Stated exercise: Keep the wording of each record exactly the same when you repeat it, and leave out pictures.

[Entries taken from a collection]

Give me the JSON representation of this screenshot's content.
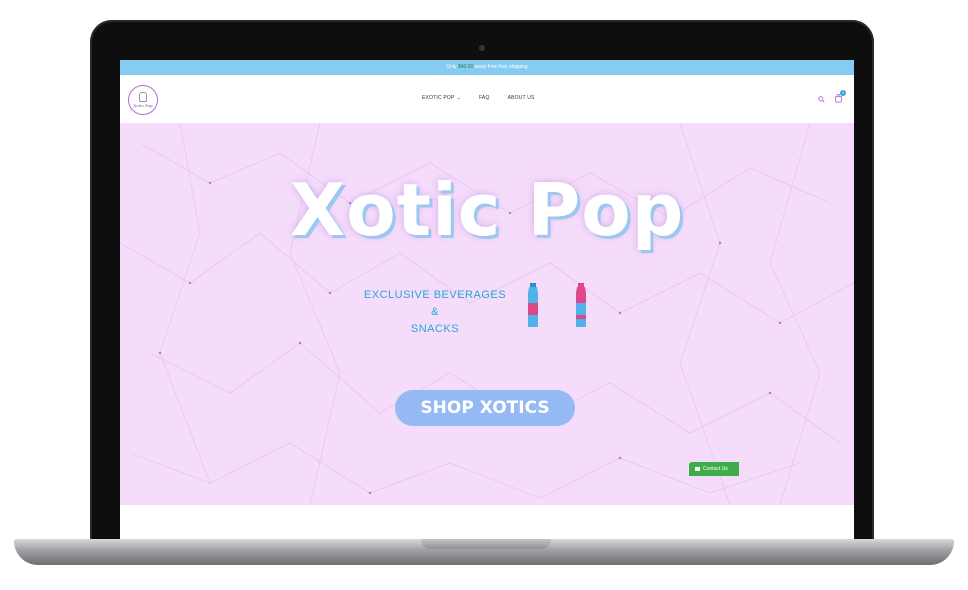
{
  "announcement": {
    "prefix": "Only ",
    "amount": "$40.00",
    "suffix": " away from free shipping"
  },
  "logo": {
    "text": "Xotic Pop"
  },
  "nav": {
    "items": [
      {
        "label": "EXOTIC POP",
        "has_dropdown": true
      },
      {
        "label": "FAQ"
      },
      {
        "label": "ABOUT US"
      }
    ]
  },
  "cart": {
    "count": "0"
  },
  "hero": {
    "title": "Xotic Pop",
    "tagline_line1": "EXCLUSIVE BEVERAGES",
    "tagline_line2": "&",
    "tagline_line3": "SNACKS",
    "cta_label": "SHOP XOTICS"
  },
  "contact": {
    "label": "Contact Us"
  },
  "colors": {
    "announcement_bg": "#86ccf2",
    "hero_bg": "#f6dcfb",
    "cta_bg": "#94b9f4",
    "tagline": "#27a6d8",
    "contact_bg": "#3fae49"
  }
}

Result of the task:
Give me the JSON representation of this screenshot's content.
{
  "announcement": {
    "prefix": "Only ",
    "amount": "$40.00",
    "suffix": " away from free shipping"
  },
  "logo": {
    "text": "Xotic Pop"
  },
  "nav": {
    "items": [
      {
        "label": "EXOTIC POP",
        "has_dropdown": true
      },
      {
        "label": "FAQ"
      },
      {
        "label": "ABOUT US"
      }
    ]
  },
  "cart": {
    "count": "0"
  },
  "hero": {
    "title": "Xotic Pop",
    "tagline_line1": "EXCLUSIVE BEVERAGES",
    "tagline_line2": "&",
    "tagline_line3": "SNACKS",
    "cta_label": "SHOP XOTICS"
  },
  "contact": {
    "label": "Contact Us"
  },
  "colors": {
    "announcement_bg": "#86ccf2",
    "hero_bg": "#f6dcfb",
    "cta_bg": "#94b9f4",
    "tagline": "#27a6d8",
    "contact_bg": "#3fae49"
  }
}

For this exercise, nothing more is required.